# start of Available records

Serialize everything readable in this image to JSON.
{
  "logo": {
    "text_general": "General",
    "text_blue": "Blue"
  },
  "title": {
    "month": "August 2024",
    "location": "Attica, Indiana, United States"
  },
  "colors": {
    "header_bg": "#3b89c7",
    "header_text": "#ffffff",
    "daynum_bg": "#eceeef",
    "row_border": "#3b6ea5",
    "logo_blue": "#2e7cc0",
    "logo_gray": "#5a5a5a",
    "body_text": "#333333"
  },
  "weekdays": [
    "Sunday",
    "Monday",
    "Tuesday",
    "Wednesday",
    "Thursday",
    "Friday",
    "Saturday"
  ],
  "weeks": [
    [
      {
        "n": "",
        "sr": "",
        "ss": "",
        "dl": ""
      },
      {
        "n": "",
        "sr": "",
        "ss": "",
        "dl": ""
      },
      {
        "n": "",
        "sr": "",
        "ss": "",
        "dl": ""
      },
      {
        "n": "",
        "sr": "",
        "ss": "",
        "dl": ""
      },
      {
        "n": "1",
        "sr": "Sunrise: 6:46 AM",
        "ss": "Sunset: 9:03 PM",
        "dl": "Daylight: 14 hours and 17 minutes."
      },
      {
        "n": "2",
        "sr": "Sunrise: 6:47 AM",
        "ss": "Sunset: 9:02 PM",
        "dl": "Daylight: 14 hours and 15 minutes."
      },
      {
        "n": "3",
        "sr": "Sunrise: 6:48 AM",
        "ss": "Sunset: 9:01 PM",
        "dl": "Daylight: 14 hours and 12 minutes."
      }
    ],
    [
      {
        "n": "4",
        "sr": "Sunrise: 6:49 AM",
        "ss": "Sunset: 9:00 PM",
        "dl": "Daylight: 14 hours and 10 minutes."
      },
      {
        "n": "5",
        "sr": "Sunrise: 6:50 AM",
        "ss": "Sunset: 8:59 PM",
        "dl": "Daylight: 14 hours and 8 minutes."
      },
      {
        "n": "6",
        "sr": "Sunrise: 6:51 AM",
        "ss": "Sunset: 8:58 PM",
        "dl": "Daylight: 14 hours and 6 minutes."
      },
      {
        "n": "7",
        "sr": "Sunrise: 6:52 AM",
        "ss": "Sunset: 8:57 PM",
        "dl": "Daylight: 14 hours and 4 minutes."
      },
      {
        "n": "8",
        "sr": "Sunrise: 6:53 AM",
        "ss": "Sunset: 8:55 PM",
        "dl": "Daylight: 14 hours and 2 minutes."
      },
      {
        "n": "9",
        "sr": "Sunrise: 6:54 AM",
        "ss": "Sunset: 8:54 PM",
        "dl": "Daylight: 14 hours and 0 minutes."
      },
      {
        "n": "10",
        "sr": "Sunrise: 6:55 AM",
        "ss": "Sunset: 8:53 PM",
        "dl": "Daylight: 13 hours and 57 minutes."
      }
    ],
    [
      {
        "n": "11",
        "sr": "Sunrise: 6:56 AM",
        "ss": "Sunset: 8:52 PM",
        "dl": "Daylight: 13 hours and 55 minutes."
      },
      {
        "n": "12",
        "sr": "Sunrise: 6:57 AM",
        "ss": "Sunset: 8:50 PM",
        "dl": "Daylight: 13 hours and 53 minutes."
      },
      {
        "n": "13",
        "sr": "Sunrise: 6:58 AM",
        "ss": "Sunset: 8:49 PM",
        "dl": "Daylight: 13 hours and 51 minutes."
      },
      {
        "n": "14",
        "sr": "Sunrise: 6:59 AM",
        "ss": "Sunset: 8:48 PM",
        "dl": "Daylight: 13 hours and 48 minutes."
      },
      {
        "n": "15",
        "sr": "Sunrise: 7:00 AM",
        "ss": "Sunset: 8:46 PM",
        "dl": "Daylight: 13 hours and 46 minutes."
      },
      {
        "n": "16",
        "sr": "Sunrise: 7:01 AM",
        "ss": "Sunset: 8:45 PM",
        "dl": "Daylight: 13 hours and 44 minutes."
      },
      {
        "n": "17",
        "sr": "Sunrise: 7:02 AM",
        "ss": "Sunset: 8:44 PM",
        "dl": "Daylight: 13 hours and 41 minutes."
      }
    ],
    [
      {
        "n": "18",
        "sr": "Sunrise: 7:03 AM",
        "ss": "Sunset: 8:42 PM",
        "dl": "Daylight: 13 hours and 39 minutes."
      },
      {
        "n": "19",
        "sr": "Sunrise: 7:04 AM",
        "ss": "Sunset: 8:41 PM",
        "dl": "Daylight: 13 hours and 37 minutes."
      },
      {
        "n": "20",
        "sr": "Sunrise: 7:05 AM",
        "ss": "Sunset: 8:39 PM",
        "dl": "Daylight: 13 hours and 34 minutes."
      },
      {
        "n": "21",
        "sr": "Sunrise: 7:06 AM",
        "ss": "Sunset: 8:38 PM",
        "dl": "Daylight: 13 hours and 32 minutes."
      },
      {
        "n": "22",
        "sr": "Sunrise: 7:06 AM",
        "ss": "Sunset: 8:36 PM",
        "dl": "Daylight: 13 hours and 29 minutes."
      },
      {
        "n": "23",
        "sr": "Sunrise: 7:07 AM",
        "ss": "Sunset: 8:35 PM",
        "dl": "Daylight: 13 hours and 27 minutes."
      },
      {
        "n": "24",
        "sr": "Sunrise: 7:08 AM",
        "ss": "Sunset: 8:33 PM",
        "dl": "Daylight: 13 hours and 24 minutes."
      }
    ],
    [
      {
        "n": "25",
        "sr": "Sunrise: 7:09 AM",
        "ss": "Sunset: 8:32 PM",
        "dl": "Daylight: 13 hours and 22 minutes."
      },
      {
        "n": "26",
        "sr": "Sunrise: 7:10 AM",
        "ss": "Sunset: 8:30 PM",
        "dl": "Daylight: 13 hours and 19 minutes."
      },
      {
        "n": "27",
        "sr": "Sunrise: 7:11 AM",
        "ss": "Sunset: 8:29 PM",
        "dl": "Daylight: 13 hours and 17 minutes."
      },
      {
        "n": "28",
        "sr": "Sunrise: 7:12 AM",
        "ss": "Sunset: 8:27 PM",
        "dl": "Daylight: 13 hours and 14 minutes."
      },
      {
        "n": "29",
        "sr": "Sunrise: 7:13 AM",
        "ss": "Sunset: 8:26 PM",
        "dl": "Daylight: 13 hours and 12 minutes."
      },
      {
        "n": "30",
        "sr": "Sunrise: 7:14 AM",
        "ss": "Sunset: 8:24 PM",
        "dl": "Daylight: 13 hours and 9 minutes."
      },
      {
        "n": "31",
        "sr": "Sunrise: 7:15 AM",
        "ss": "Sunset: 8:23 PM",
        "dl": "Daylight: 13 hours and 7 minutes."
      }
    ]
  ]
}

# end of Available records

§ Stated task
Repeat the data verbatim.

§ Worked solution
Serialize everything readable in this image to JSON.
{
  "logo": {
    "text_general": "General",
    "text_blue": "Blue"
  },
  "title": {
    "month": "August 2024",
    "location": "Attica, Indiana, United States"
  },
  "colors": {
    "header_bg": "#3b89c7",
    "header_text": "#ffffff",
    "daynum_bg": "#eceeef",
    "row_border": "#3b6ea5",
    "logo_blue": "#2e7cc0",
    "logo_gray": "#5a5a5a",
    "body_text": "#333333"
  },
  "weekdays": [
    "Sunday",
    "Monday",
    "Tuesday",
    "Wednesday",
    "Thursday",
    "Friday",
    "Saturday"
  ],
  "weeks": [
    [
      {
        "n": "",
        "sr": "",
        "ss": "",
        "dl": ""
      },
      {
        "n": "",
        "sr": "",
        "ss": "",
        "dl": ""
      },
      {
        "n": "",
        "sr": "",
        "ss": "",
        "dl": ""
      },
      {
        "n": "",
        "sr": "",
        "ss": "",
        "dl": ""
      },
      {
        "n": "1",
        "sr": "Sunrise: 6:46 AM",
        "ss": "Sunset: 9:03 PM",
        "dl": "Daylight: 14 hours and 17 minutes."
      },
      {
        "n": "2",
        "sr": "Sunrise: 6:47 AM",
        "ss": "Sunset: 9:02 PM",
        "dl": "Daylight: 14 hours and 15 minutes."
      },
      {
        "n": "3",
        "sr": "Sunrise: 6:48 AM",
        "ss": "Sunset: 9:01 PM",
        "dl": "Daylight: 14 hours and 12 minutes."
      }
    ],
    [
      {
        "n": "4",
        "sr": "Sunrise: 6:49 AM",
        "ss": "Sunset: 9:00 PM",
        "dl": "Daylight: 14 hours and 10 minutes."
      },
      {
        "n": "5",
        "sr": "Sunrise: 6:50 AM",
        "ss": "Sunset: 8:59 PM",
        "dl": "Daylight: 14 hours and 8 minutes."
      },
      {
        "n": "6",
        "sr": "Sunrise: 6:51 AM",
        "ss": "Sunset: 8:58 PM",
        "dl": "Daylight: 14 hours and 6 minutes."
      },
      {
        "n": "7",
        "sr": "Sunrise: 6:52 AM",
        "ss": "Sunset: 8:57 PM",
        "dl": "Daylight: 14 hours and 4 minutes."
      },
      {
        "n": "8",
        "sr": "Sunrise: 6:53 AM",
        "ss": "Sunset: 8:55 PM",
        "dl": "Daylight: 14 hours and 2 minutes."
      },
      {
        "n": "9",
        "sr": "Sunrise: 6:54 AM",
        "ss": "Sunset: 8:54 PM",
        "dl": "Daylight: 14 hours and 0 minutes."
      },
      {
        "n": "10",
        "sr": "Sunrise: 6:55 AM",
        "ss": "Sunset: 8:53 PM",
        "dl": "Daylight: 13 hours and 57 minutes."
      }
    ],
    [
      {
        "n": "11",
        "sr": "Sunrise: 6:56 AM",
        "ss": "Sunset: 8:52 PM",
        "dl": "Daylight: 13 hours and 55 minutes."
      },
      {
        "n": "12",
        "sr": "Sunrise: 6:57 AM",
        "ss": "Sunset: 8:50 PM",
        "dl": "Daylight: 13 hours and 53 minutes."
      },
      {
        "n": "13",
        "sr": "Sunrise: 6:58 AM",
        "ss": "Sunset: 8:49 PM",
        "dl": "Daylight: 13 hours and 51 minutes."
      },
      {
        "n": "14",
        "sr": "Sunrise: 6:59 AM",
        "ss": "Sunset: 8:48 PM",
        "dl": "Daylight: 13 hours and 48 minutes."
      },
      {
        "n": "15",
        "sr": "Sunrise: 7:00 AM",
        "ss": "Sunset: 8:46 PM",
        "dl": "Daylight: 13 hours and 46 minutes."
      },
      {
        "n": "16",
        "sr": "Sunrise: 7:01 AM",
        "ss": "Sunset: 8:45 PM",
        "dl": "Daylight: 13 hours and 44 minutes."
      },
      {
        "n": "17",
        "sr": "Sunrise: 7:02 AM",
        "ss": "Sunset: 8:44 PM",
        "dl": "Daylight: 13 hours and 41 minutes."
      }
    ],
    [
      {
        "n": "18",
        "sr": "Sunrise: 7:03 AM",
        "ss": "Sunset: 8:42 PM",
        "dl": "Daylight: 13 hours and 39 minutes."
      },
      {
        "n": "19",
        "sr": "Sunrise: 7:04 AM",
        "ss": "Sunset: 8:41 PM",
        "dl": "Daylight: 13 hours and 37 minutes."
      },
      {
        "n": "20",
        "sr": "Sunrise: 7:05 AM",
        "ss": "Sunset: 8:39 PM",
        "dl": "Daylight: 13 hours and 34 minutes."
      },
      {
        "n": "21",
        "sr": "Sunrise: 7:06 AM",
        "ss": "Sunset: 8:38 PM",
        "dl": "Daylight: 13 hours and 32 minutes."
      },
      {
        "n": "22",
        "sr": "Sunrise: 7:06 AM",
        "ss": "Sunset: 8:36 PM",
        "dl": "Daylight: 13 hours and 29 minutes."
      },
      {
        "n": "23",
        "sr": "Sunrise: 7:07 AM",
        "ss": "Sunset: 8:35 PM",
        "dl": "Daylight: 13 hours and 27 minutes."
      },
      {
        "n": "24",
        "sr": "Sunrise: 7:08 AM",
        "ss": "Sunset: 8:33 PM",
        "dl": "Daylight: 13 hours and 24 minutes."
      }
    ],
    [
      {
        "n": "25",
        "sr": "Sunrise: 7:09 AM",
        "ss": "Sunset: 8:32 PM",
        "dl": "Daylight: 13 hours and 22 minutes."
      },
      {
        "n": "26",
        "sr": "Sunrise: 7:10 AM",
        "ss": "Sunset: 8:30 PM",
        "dl": "Daylight: 13 hours and 19 minutes."
      },
      {
        "n": "27",
        "sr": "Sunrise: 7:11 AM",
        "ss": "Sunset: 8:29 PM",
        "dl": "Daylight: 13 hours and 17 minutes."
      },
      {
        "n": "28",
        "sr": "Sunrise: 7:12 AM",
        "ss": "Sunset: 8:27 PM",
        "dl": "Daylight: 13 hours and 14 minutes."
      },
      {
        "n": "29",
        "sr": "Sunrise: 7:13 AM",
        "ss": "Sunset: 8:26 PM",
        "dl": "Daylight: 13 hours and 12 minutes."
      },
      {
        "n": "30",
        "sr": "Sunrise: 7:14 AM",
        "ss": "Sunset: 8:24 PM",
        "dl": "Daylight: 13 hours and 9 minutes."
      },
      {
        "n": "31",
        "sr": "Sunrise: 7:15 AM",
        "ss": "Sunset: 8:23 PM",
        "dl": "Daylight: 13 hours and 7 minutes."
      }
    ]
  ]
}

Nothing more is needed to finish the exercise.